__Goal__: Output each entry below as it stands, leaving out every picture.

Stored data
--

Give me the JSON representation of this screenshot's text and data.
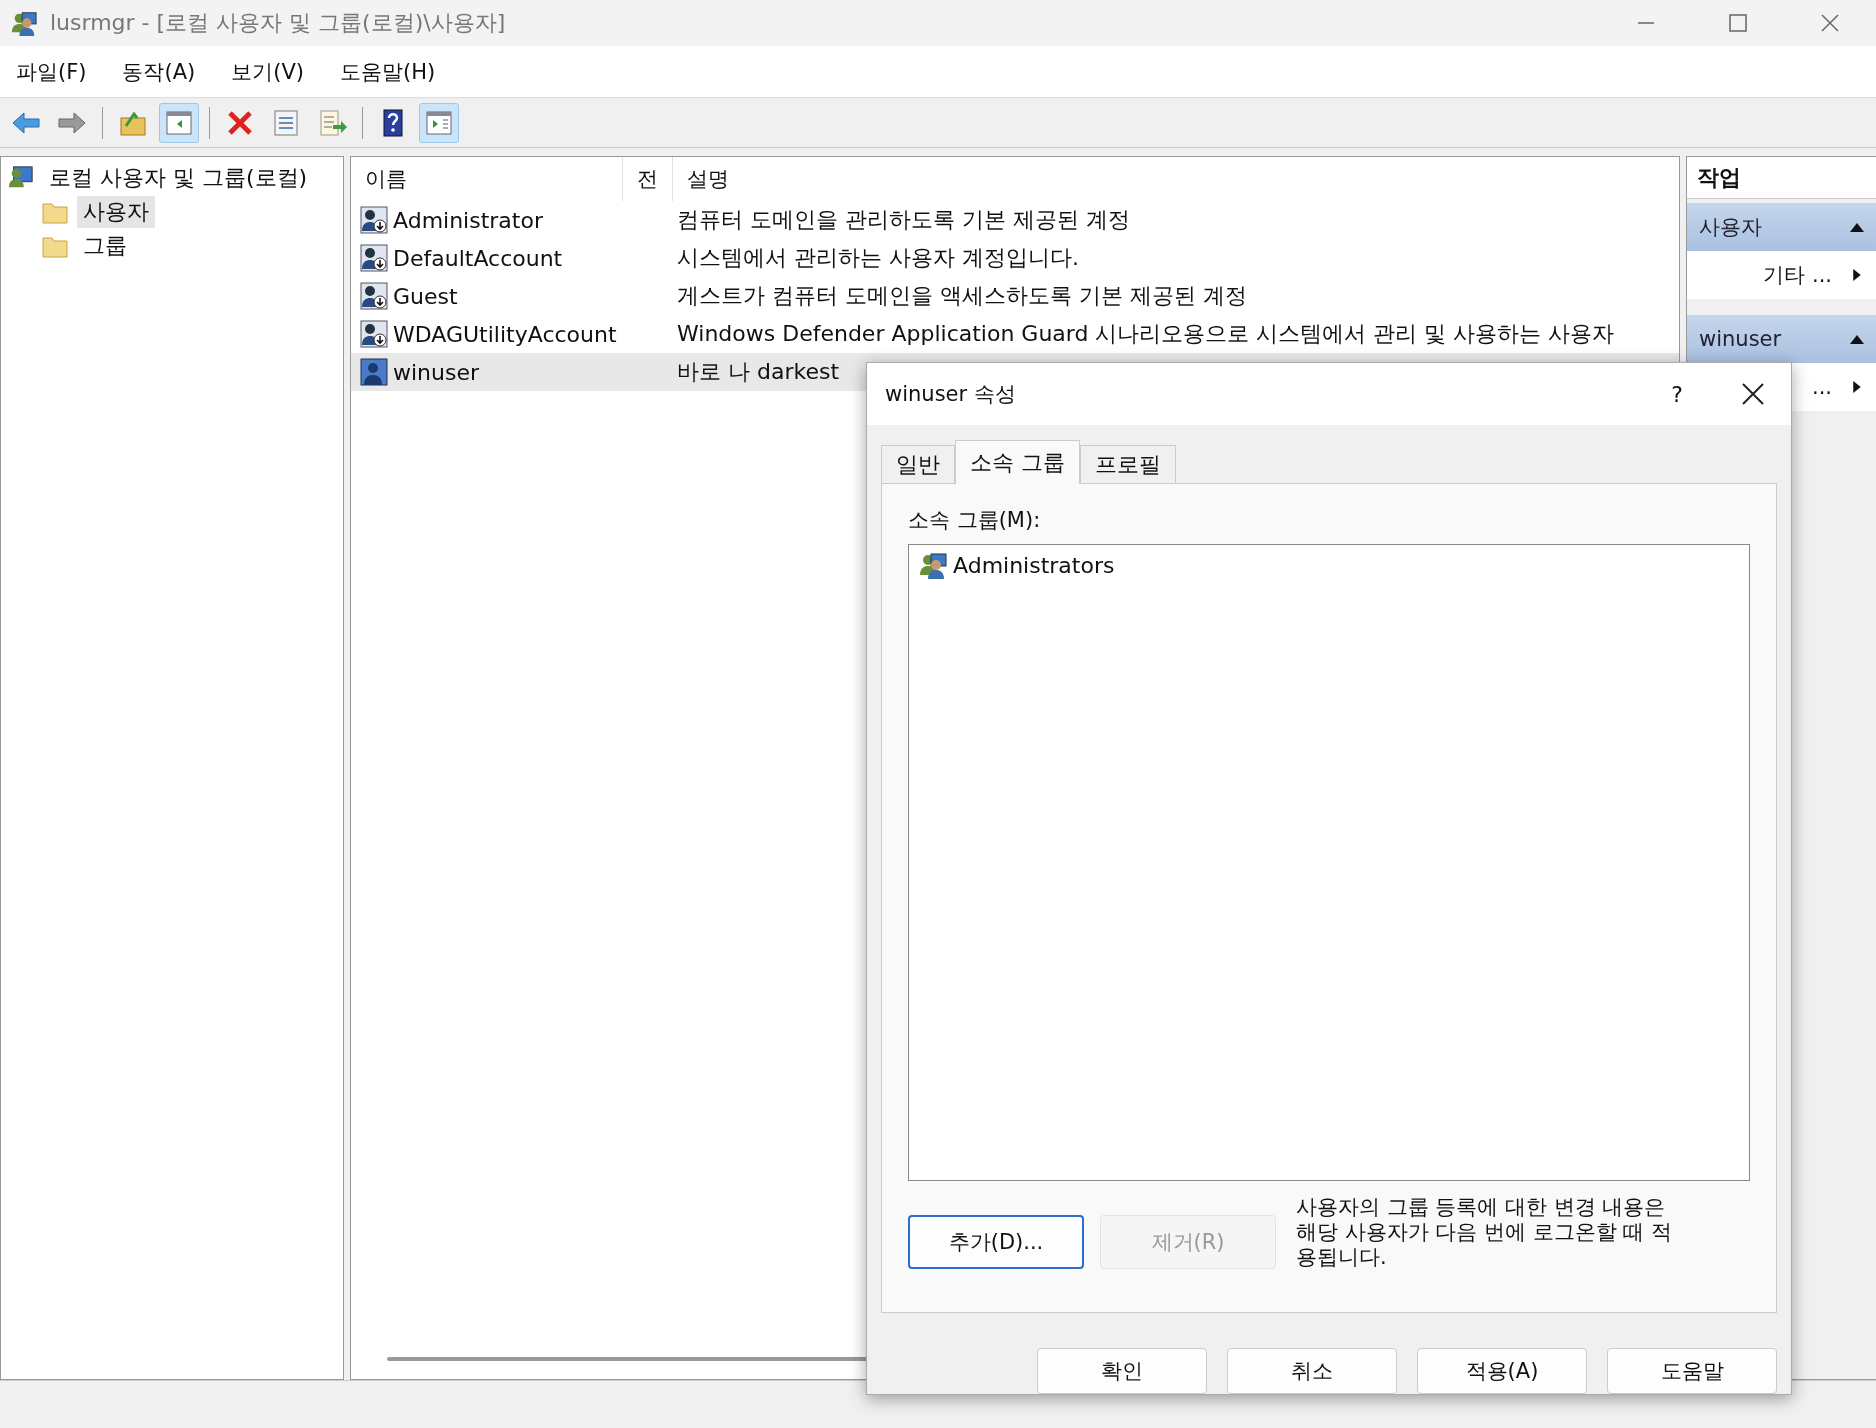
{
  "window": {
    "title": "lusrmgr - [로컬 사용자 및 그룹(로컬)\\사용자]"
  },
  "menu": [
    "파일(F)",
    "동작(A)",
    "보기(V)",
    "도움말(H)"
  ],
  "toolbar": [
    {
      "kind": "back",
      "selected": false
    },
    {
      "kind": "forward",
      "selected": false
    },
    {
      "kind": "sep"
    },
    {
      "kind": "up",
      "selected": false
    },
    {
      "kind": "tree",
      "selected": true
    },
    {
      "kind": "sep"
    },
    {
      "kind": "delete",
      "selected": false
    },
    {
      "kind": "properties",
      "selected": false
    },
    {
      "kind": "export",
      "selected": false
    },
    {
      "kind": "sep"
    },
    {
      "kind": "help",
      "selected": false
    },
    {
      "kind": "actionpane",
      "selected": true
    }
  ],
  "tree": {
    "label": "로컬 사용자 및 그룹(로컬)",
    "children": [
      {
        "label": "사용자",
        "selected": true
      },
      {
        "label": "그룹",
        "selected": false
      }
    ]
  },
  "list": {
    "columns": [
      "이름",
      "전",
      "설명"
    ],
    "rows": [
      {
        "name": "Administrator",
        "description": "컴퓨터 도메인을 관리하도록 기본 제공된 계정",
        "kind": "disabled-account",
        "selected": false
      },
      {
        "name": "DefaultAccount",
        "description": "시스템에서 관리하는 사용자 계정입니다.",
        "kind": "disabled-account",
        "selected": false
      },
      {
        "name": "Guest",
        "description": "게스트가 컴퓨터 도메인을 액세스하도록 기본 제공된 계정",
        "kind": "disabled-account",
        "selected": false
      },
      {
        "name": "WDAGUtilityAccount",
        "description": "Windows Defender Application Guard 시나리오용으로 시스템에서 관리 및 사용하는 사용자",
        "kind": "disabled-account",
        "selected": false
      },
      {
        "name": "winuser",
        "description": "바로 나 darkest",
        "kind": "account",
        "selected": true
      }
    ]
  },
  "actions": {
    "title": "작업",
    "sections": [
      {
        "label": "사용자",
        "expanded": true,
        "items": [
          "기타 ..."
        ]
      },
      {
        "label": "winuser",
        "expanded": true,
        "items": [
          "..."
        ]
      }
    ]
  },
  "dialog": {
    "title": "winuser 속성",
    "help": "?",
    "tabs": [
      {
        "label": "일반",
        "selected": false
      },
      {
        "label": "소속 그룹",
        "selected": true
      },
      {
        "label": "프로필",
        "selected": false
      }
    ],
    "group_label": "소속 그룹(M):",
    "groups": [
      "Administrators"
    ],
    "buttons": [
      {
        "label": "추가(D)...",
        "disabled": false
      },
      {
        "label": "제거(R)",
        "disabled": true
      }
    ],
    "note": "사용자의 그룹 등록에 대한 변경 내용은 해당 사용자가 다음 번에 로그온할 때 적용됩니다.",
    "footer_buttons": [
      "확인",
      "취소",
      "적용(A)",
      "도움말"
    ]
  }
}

--

__Answer in full__:
Give me the JSON representation of this screenshot's text and data.
{
  "window": {
    "title": "lusrmgr - [로컬 사용자 및 그룹(로컬)\\사용자]"
  },
  "menu": [
    "파일(F)",
    "동작(A)",
    "보기(V)",
    "도움말(H)"
  ],
  "toolbar": [
    {
      "kind": "back",
      "selected": false
    },
    {
      "kind": "forward",
      "selected": false
    },
    {
      "kind": "sep"
    },
    {
      "kind": "up",
      "selected": false
    },
    {
      "kind": "tree",
      "selected": true
    },
    {
      "kind": "sep"
    },
    {
      "kind": "delete",
      "selected": false
    },
    {
      "kind": "properties",
      "selected": false
    },
    {
      "kind": "export",
      "selected": false
    },
    {
      "kind": "sep"
    },
    {
      "kind": "help",
      "selected": false
    },
    {
      "kind": "actionpane",
      "selected": true
    }
  ],
  "tree": {
    "label": "로컬 사용자 및 그룹(로컬)",
    "children": [
      {
        "label": "사용자",
        "selected": true
      },
      {
        "label": "그룹",
        "selected": false
      }
    ]
  },
  "list": {
    "columns": [
      "이름",
      "전",
      "설명"
    ],
    "rows": [
      {
        "name": "Administrator",
        "description": "컴퓨터 도메인을 관리하도록 기본 제공된 계정",
        "kind": "disabled-account",
        "selected": false
      },
      {
        "name": "DefaultAccount",
        "description": "시스템에서 관리하는 사용자 계정입니다.",
        "kind": "disabled-account",
        "selected": false
      },
      {
        "name": "Guest",
        "description": "게스트가 컴퓨터 도메인을 액세스하도록 기본 제공된 계정",
        "kind": "disabled-account",
        "selected": false
      },
      {
        "name": "WDAGUtilityAccount",
        "description": "Windows Defender Application Guard 시나리오용으로 시스템에서 관리 및 사용하는 사용자",
        "kind": "disabled-account",
        "selected": false
      },
      {
        "name": "winuser",
        "description": "바로 나 darkest",
        "kind": "account",
        "selected": true
      }
    ]
  },
  "actions": {
    "title": "작업",
    "sections": [
      {
        "label": "사용자",
        "expanded": true,
        "items": [
          "기타 ..."
        ]
      },
      {
        "label": "winuser",
        "expanded": true,
        "items": [
          "..."
        ]
      }
    ]
  },
  "dialog": {
    "title": "winuser 속성",
    "help": "?",
    "tabs": [
      {
        "label": "일반",
        "selected": false
      },
      {
        "label": "소속 그룹",
        "selected": true
      },
      {
        "label": "프로필",
        "selected": false
      }
    ],
    "group_label": "소속 그룹(M):",
    "groups": [
      "Administrators"
    ],
    "buttons": [
      {
        "label": "추가(D)...",
        "disabled": false
      },
      {
        "label": "제거(R)",
        "disabled": true
      }
    ],
    "note": "사용자의 그룹 등록에 대한 변경 내용은 해당 사용자가 다음 번에 로그온할 때 적용됩니다.",
    "footer_buttons": [
      "확인",
      "취소",
      "적용(A)",
      "도움말"
    ]
  }
}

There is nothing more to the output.